[Textauszug]
Das unterscheidet den Minister nicht substantiell von allen anderen Institutionen, die auf die Erzeugung eines solchen Wir-Gefühls angewiesen sind. Beispielsweise das Konsumenten-Wir, das sich bei spektakulären Produktpräsentationen formiert und in Fachforen Erfahrungen austauscht, das Firmen-Wir, das bei Teambuilding-Maßnahmen durch dunkle Gänge robbt und gemeinsam Hochseilgärten besucht, und eben auch das Nationen-Wir, das für Ruhe und Ordnung im Land und gutes Ansehen bei den Handelspartnern sorgen soll. »Das Wir entscheidet«, dieser Ausspruch schaffte es von der Werbung einer Zeitarbeitsfirma zur sozialdemokratischen Wahlkampfparole, als ideologische Kurzformel ist er von Campino bis Merkel all­gegenwärtig.

»Wir sagen unseren Namen. Wir geben uns zur Begrüßung die Hand. Bei Demonstrationen haben wir ein Vermummungsverbot.« Staatsbürgerkunde im Kleinkindton. Der kleine Thomas möchte jetzt bitte aus dem Bällebad abgeholt werden. Er ist schon ganz traurig, denn: »Ja, wir hatten Probleme mit unserem Patriotismus. Mal wurde er zum Nationalismus, mal trauten sich viele nicht, sich zu Deutschland zu bekennen. All das ist vorbei, vor allem in der jüngeren Generation.« Da fliegen endlich wieder die Bälle im Småland. Und warum ist das so? »Die Nato schützt unsere Freiheit.« Da muss man mal ein paar Bälle auf die bösen Kinder werfen, wegen der Freiheit und so, manchmal auch eine MOAB (Mother of all Bälle). Und sonst? »Deutsche Interessen sind oft am besten durch Europa zu vertreten und zu verwirk­lichen.« Das ist ja aus den Zeiten der Reichskulturkammer bekannt.

[Angezeigte Informationen]

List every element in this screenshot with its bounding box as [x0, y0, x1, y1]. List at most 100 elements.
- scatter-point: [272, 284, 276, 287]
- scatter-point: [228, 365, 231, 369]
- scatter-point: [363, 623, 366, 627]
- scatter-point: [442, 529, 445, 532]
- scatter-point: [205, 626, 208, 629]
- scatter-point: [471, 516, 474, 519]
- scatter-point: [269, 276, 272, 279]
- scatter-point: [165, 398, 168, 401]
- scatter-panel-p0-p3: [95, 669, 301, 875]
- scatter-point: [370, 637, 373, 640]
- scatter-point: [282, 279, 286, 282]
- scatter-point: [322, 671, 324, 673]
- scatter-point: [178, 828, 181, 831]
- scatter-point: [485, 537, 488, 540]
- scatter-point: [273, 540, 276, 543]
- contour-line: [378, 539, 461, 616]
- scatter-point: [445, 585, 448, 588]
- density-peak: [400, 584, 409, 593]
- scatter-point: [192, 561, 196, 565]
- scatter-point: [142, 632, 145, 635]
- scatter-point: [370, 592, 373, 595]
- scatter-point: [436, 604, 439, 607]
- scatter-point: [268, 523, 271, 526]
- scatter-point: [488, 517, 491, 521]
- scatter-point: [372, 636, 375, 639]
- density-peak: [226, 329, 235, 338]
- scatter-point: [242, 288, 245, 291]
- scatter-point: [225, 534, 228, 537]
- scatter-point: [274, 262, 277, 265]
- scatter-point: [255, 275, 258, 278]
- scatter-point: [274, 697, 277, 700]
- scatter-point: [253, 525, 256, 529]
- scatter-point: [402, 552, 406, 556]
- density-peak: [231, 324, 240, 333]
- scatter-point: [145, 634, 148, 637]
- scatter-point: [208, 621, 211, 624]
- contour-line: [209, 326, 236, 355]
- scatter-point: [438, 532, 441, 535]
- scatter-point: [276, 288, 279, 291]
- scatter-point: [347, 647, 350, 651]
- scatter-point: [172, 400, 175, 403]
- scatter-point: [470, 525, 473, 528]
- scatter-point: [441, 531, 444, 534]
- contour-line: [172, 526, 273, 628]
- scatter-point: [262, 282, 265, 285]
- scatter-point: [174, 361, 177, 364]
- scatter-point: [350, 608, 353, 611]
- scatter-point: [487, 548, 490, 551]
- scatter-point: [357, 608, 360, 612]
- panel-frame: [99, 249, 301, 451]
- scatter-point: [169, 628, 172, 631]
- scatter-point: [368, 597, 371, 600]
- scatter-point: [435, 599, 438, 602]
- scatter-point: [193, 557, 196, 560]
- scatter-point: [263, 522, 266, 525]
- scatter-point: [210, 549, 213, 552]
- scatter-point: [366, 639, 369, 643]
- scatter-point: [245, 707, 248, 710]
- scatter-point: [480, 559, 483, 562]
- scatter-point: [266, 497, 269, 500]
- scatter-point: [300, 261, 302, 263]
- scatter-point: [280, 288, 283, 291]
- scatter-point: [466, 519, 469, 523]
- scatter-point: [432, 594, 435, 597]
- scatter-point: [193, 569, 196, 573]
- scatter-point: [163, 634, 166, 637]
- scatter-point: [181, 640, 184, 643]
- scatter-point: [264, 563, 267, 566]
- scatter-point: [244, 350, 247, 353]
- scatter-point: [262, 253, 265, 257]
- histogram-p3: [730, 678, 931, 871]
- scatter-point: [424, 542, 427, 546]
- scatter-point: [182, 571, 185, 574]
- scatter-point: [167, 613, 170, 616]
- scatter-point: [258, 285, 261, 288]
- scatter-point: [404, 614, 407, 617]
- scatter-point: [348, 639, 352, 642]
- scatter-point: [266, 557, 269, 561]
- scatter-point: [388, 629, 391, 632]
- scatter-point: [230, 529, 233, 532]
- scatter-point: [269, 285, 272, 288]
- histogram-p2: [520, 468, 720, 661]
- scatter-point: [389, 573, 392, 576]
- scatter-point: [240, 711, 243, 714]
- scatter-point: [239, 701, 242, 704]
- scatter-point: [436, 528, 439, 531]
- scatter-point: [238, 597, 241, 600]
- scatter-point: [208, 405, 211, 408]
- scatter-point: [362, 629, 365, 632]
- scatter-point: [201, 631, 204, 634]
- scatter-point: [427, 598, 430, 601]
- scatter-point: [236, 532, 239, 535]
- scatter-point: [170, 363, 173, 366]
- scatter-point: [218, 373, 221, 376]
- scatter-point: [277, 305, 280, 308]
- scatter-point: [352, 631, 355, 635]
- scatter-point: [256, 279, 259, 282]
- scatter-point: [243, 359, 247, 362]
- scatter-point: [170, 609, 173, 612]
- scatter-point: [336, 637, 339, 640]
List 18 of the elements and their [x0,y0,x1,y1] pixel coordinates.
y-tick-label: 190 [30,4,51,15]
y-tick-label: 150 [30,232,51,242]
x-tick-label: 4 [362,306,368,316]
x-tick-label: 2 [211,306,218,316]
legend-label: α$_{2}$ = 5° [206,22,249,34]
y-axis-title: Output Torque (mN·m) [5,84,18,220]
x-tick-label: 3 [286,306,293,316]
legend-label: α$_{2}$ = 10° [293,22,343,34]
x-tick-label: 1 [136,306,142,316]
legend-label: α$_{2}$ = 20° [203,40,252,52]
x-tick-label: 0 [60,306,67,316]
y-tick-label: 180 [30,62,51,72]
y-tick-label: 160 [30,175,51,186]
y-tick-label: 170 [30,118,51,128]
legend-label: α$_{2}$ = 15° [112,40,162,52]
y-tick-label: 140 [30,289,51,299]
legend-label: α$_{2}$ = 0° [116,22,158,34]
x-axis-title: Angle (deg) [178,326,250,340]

[Arbeitsaufträge]
- 1) Welchen Grund nennt der Textauszug dafür, dass der kleine Thomas schon ganz traurig ist? Antworte in ein bis drei Sätzen.
- 2) Kopiere aus dem Textauszug wortgetreu den Abschnitt von „Das unterscheidet den“ bis einschließlich „bis Merkel all­gegenwärtig.“.

[Lösungen je Aufgabe]
- 1) Der Grund ist das angeführte Zitat: Es gab Probleme mit dem Patriotismus. Mal wurde er zum Nationalismus, mal trauten sich viele nicht, sich zu Deutschland zu bekennen.

- 2)
Das unterscheidet den Minister nicht substantiell von allen anderen Institutionen, die auf die Erzeugung eines solchen Wir-Gefühls angewiesen sind. Beispielsweise das Konsumenten-Wir, das sich bei spektakulären Produktpräsentationen formiert und in Fachforen Erfahrungen austauscht, das Firmen-Wir, das bei Teambuilding-Maßnahmen durch dunkle Gänge robbt und gemeinsam Hochseilgärten besucht, und eben auch das Nationen-Wir, das für Ruhe und Ordnung im Land und gutes Ansehen bei den Handelspartnern sorgen soll. »Das Wir entscheidet«, dieser Ausspruch schaffte es von der Werbung einer Zeitarbeitsfirma zur sozialdemokratischen Wahlkampfparole, als ideologische Kurzformel ist er von Campino bis Merkel all­gegenwärtig.